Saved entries

++++++++++++++++++++

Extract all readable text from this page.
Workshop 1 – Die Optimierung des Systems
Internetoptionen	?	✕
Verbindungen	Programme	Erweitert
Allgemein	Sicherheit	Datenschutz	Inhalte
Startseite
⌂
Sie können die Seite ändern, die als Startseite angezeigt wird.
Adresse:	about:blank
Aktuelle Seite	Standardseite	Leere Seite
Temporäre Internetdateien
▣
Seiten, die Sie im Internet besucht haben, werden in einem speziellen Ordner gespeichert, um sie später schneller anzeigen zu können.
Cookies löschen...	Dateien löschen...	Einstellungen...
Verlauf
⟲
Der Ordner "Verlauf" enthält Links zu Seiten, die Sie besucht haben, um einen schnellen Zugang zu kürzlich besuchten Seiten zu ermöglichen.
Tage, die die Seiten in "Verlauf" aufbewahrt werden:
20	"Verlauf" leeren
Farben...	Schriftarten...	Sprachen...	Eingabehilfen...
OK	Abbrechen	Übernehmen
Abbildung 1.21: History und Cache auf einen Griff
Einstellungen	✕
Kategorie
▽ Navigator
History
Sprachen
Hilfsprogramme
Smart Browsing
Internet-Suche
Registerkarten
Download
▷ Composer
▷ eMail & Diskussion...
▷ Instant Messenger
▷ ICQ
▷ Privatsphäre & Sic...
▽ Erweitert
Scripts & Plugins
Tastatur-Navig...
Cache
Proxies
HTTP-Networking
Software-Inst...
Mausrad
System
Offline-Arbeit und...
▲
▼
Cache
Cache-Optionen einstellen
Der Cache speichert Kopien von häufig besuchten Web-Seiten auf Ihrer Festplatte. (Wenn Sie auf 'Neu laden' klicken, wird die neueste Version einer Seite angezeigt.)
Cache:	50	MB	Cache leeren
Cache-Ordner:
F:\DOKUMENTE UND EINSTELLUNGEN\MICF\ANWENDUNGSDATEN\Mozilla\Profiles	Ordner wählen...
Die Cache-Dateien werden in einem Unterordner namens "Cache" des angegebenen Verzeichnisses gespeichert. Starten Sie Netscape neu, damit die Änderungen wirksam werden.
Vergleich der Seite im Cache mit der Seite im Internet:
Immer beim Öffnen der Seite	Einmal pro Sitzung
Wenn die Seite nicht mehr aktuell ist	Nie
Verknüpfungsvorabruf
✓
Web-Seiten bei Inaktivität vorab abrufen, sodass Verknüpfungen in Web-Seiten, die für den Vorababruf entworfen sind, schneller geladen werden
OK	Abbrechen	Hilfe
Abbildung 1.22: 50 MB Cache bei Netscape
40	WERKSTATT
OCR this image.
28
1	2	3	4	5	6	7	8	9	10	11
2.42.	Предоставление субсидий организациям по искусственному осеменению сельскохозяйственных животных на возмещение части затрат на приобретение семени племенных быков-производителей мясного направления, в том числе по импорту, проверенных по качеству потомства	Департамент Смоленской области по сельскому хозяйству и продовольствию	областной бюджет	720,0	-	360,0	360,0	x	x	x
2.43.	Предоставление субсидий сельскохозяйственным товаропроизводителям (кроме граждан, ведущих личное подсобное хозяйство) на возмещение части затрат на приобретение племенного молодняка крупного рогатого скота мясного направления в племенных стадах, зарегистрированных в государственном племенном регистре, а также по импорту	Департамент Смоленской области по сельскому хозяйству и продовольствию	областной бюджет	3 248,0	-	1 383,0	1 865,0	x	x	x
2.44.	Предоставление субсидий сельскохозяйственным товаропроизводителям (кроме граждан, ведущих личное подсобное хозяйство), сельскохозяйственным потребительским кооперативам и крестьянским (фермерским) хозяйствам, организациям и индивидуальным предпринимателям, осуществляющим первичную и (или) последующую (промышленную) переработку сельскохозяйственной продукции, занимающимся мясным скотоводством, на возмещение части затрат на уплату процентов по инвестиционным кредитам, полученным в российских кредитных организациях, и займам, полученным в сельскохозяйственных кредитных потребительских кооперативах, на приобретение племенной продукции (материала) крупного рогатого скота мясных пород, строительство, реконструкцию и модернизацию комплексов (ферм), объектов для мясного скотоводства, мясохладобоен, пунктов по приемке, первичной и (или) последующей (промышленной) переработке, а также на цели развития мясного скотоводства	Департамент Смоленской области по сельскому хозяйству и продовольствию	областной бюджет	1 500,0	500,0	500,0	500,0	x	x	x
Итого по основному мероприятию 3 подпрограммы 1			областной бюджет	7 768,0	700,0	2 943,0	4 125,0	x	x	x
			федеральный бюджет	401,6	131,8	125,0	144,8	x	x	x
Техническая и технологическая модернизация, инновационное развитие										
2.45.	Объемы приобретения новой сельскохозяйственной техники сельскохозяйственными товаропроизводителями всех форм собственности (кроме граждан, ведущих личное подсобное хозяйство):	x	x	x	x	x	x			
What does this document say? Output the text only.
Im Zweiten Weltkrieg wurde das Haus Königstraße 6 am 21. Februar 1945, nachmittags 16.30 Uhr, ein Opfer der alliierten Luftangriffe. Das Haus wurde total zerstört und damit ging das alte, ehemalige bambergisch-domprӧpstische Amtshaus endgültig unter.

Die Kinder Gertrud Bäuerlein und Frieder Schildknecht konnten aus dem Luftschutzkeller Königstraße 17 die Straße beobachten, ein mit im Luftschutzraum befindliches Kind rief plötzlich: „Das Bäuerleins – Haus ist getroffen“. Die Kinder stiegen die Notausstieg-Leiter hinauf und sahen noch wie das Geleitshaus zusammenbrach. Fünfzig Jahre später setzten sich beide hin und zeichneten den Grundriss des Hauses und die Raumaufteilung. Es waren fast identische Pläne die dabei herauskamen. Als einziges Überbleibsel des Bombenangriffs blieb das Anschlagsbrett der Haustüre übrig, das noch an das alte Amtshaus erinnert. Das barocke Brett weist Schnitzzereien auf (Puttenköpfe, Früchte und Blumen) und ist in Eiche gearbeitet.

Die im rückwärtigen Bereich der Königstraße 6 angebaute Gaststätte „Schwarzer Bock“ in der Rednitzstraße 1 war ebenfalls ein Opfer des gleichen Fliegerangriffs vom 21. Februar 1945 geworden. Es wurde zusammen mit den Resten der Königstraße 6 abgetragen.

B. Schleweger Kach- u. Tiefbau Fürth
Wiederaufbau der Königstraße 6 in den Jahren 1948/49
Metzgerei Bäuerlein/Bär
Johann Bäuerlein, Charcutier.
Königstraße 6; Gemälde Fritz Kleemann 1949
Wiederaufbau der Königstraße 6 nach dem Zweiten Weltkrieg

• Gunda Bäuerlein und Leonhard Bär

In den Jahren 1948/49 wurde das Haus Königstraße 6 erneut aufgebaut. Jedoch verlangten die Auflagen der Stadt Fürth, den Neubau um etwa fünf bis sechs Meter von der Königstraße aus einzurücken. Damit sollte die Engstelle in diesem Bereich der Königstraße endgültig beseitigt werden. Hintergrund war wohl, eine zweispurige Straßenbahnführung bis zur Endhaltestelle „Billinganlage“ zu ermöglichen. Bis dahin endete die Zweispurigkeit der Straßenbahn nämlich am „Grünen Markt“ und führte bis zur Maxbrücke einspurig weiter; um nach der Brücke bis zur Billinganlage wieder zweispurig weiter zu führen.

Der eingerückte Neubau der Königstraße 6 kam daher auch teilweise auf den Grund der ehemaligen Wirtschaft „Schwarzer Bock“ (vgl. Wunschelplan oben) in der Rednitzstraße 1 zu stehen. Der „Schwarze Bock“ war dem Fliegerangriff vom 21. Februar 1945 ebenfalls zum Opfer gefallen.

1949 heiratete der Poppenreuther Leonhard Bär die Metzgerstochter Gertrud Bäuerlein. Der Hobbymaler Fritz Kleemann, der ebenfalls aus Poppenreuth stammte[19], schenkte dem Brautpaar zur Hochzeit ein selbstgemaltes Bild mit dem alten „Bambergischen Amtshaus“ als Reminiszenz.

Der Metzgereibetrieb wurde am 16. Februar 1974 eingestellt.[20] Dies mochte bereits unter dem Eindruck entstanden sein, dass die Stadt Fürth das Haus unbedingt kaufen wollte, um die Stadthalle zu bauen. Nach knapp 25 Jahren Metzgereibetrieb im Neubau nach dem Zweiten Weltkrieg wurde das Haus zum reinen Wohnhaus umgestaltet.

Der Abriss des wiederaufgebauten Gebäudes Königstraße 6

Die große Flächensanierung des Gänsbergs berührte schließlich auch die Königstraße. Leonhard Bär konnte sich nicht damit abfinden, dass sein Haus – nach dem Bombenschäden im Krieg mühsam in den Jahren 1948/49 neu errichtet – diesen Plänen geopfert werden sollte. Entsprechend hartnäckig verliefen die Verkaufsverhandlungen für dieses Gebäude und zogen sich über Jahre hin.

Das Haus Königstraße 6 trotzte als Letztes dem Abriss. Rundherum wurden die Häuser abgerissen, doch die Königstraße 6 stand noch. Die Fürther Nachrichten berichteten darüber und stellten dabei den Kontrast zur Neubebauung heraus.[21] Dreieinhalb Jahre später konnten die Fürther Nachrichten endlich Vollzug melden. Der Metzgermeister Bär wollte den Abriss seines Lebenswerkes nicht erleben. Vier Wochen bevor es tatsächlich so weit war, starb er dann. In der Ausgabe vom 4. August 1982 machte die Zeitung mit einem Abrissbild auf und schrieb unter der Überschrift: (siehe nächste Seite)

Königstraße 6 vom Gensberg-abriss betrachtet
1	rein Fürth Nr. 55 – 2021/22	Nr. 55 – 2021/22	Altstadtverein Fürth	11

++++++++++++++++++++

Required task – Give only the number of lines in the data that include the string "Erweitert".

Result – 2